- **STATED EXERCISE**
Tally every line of the listing below that holds "JSON", then give the tally alone.

- **SOURCE DATA**
------------------------------------------------
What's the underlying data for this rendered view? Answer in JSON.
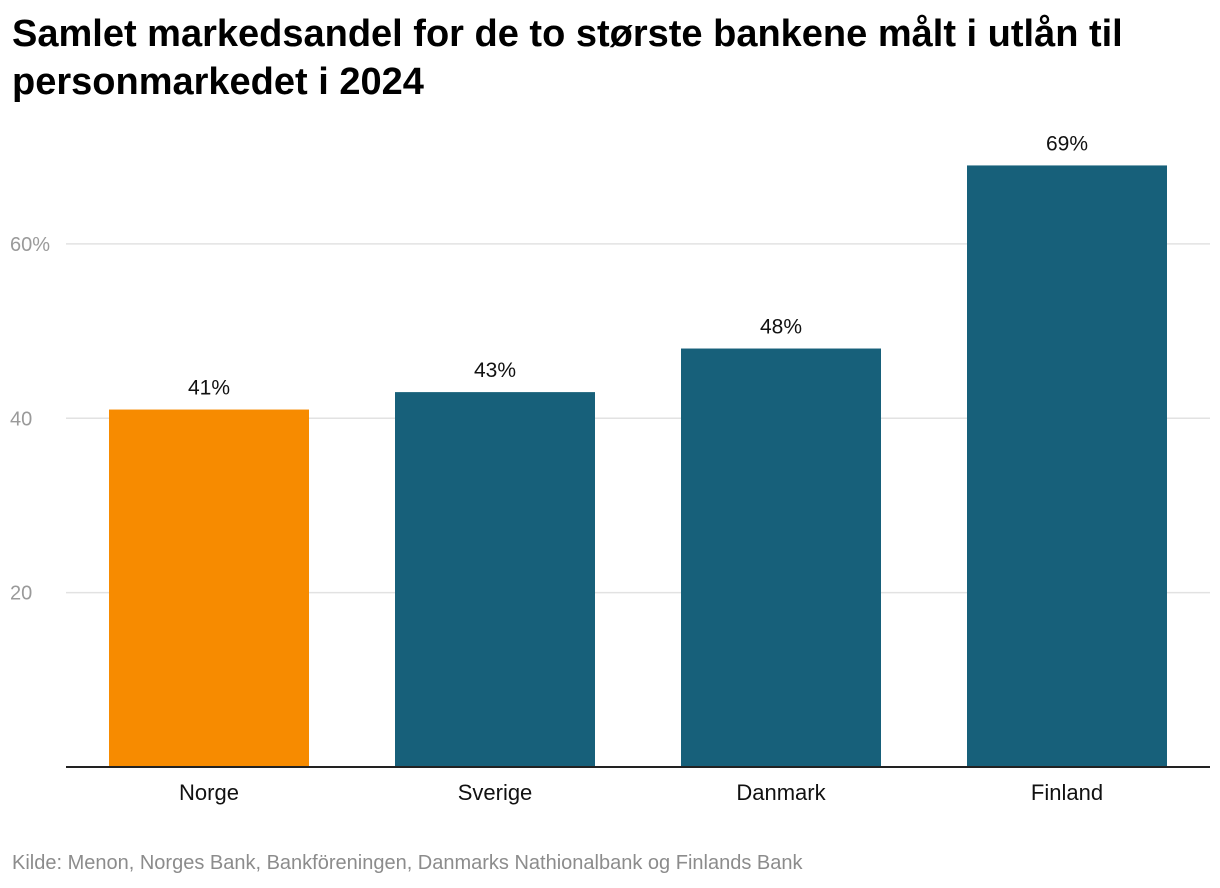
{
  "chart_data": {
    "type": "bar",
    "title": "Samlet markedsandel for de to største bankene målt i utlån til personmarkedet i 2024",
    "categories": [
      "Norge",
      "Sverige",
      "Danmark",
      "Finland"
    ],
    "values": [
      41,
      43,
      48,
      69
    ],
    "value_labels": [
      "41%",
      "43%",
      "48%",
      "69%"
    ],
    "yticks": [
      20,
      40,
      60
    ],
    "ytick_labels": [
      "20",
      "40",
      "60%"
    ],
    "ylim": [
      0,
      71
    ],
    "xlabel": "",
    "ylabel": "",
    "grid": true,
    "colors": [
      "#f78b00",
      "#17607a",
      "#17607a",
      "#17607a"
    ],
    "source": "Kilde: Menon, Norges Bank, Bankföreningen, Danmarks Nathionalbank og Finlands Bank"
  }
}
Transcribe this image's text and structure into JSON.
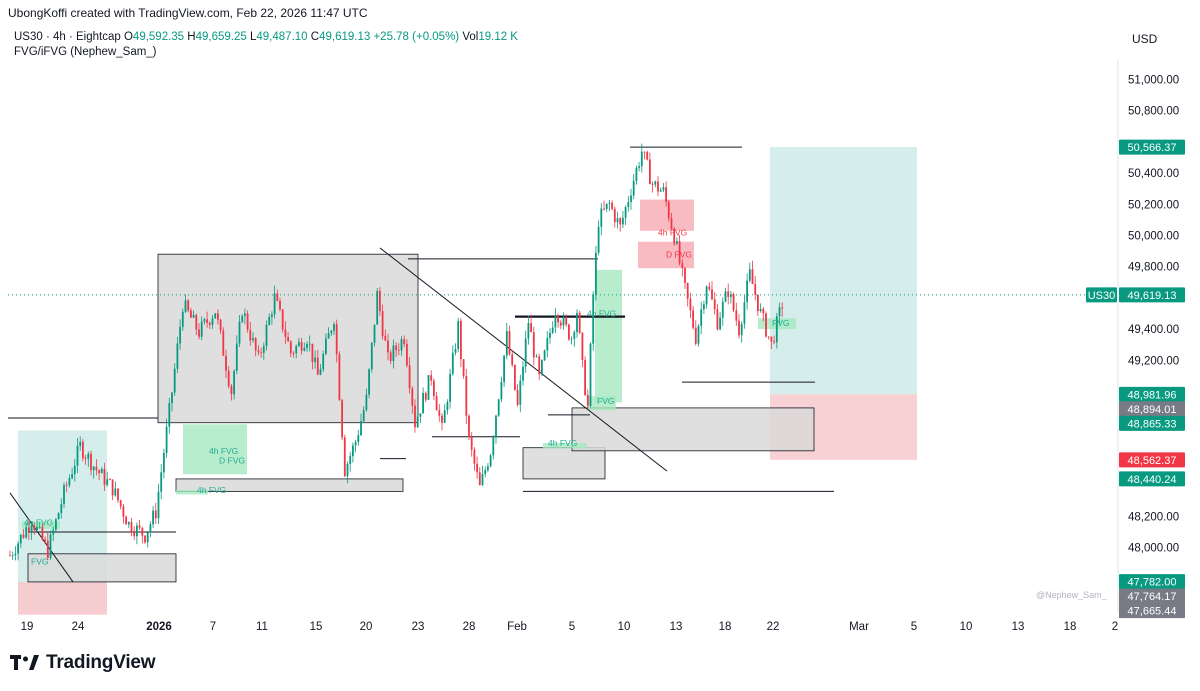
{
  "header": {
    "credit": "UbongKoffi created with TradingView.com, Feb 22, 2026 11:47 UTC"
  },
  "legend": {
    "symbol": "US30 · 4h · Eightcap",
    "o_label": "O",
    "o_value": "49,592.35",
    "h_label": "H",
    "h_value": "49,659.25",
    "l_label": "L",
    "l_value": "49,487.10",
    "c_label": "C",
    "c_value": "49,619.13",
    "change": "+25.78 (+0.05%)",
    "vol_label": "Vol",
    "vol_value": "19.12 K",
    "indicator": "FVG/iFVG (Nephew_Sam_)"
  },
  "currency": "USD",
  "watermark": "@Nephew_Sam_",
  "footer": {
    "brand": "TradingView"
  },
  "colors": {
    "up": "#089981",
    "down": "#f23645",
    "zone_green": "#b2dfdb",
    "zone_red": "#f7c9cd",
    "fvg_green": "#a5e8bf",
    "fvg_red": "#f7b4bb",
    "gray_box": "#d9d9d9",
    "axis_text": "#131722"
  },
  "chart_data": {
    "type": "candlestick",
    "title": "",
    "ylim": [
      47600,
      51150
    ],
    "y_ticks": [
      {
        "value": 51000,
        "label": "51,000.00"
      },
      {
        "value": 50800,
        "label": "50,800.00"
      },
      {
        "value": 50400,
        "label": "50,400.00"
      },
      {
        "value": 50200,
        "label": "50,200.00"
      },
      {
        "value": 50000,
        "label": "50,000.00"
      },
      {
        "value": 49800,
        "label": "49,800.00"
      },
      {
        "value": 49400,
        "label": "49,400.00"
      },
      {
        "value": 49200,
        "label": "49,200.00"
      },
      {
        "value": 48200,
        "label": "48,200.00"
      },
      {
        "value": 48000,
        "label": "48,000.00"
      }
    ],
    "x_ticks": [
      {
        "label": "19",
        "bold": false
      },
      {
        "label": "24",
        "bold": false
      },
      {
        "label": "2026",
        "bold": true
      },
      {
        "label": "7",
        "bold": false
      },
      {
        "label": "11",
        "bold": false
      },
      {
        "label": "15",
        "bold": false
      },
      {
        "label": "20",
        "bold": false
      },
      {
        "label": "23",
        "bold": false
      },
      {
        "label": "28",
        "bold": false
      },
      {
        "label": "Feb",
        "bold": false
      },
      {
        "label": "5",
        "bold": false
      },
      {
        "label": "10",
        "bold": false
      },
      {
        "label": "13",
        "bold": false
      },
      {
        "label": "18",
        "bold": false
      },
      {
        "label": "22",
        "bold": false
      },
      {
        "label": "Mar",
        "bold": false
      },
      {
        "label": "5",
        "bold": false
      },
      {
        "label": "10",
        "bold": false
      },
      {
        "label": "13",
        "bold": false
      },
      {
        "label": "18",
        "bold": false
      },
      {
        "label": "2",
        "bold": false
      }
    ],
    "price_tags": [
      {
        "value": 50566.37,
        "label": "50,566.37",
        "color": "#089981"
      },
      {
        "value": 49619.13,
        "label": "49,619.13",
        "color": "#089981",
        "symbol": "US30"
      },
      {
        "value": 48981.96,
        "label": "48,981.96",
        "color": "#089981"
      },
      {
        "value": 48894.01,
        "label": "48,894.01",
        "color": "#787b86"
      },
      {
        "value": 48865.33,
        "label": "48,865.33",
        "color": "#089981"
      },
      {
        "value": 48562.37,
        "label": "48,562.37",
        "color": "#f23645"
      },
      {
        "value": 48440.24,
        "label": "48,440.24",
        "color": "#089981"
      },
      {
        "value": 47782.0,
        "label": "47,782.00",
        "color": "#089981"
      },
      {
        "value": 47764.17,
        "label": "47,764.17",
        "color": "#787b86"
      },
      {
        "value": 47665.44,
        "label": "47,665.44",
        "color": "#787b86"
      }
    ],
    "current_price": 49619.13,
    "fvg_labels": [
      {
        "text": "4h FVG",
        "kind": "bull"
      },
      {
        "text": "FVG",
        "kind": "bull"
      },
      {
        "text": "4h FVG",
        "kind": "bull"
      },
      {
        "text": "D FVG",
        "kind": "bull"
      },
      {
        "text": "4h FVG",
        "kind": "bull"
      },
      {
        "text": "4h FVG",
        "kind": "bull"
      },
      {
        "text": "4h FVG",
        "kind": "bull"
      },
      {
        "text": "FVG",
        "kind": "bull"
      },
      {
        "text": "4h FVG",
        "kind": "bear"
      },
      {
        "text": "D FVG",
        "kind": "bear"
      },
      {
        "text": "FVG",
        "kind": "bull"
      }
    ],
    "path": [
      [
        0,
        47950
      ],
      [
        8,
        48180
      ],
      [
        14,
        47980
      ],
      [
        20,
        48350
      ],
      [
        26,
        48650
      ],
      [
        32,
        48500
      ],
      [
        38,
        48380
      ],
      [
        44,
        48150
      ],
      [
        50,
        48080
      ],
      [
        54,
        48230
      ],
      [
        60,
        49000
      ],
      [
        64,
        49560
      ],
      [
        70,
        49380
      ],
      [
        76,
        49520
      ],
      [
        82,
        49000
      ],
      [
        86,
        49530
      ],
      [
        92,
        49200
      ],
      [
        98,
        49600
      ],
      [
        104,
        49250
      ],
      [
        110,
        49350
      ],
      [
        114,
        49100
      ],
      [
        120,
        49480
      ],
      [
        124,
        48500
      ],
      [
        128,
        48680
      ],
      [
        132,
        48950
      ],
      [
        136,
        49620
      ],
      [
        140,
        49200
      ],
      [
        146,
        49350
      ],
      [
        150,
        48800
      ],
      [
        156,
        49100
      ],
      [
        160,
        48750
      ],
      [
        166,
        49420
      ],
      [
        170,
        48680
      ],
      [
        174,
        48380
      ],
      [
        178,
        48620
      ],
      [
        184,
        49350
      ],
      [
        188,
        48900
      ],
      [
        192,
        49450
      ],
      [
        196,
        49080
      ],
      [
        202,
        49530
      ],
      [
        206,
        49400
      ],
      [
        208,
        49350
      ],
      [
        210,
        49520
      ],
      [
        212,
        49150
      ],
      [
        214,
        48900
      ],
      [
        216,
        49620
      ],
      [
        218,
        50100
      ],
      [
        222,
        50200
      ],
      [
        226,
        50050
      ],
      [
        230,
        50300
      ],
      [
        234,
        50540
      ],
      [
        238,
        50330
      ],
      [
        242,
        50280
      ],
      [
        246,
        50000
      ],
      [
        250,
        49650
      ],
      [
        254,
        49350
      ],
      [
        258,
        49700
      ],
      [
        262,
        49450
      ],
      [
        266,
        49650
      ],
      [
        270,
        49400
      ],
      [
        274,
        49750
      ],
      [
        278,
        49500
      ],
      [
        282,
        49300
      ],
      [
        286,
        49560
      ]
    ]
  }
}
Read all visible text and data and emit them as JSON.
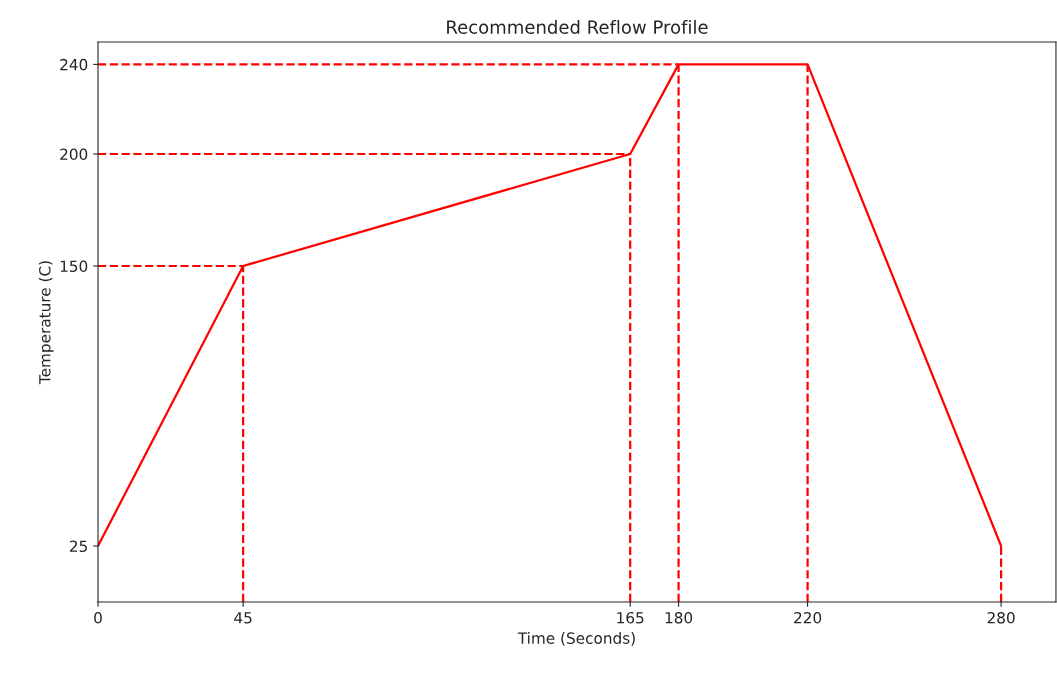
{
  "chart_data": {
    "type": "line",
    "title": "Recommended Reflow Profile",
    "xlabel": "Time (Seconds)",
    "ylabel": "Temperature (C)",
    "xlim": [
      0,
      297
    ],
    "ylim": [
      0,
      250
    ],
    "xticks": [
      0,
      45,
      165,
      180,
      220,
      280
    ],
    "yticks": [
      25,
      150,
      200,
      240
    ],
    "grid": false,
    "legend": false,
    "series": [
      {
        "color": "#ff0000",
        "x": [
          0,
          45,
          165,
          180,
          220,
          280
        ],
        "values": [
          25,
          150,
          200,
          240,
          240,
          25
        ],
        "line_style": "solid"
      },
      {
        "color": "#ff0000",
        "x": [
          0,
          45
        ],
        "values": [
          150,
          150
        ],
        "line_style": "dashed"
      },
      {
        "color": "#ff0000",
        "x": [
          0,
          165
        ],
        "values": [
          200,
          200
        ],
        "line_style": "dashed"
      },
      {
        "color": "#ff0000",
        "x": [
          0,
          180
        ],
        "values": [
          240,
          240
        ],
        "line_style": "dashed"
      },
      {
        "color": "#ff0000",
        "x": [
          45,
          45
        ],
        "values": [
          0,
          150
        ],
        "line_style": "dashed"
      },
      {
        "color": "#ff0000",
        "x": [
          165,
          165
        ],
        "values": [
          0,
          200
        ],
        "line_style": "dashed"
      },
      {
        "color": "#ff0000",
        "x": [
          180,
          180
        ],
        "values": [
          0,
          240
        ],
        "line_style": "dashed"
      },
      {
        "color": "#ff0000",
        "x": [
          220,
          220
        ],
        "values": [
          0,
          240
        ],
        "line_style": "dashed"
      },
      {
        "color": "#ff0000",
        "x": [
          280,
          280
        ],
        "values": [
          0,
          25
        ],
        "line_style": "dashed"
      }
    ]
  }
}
------------------------------------------------
- **EXERCISE RESULT**
3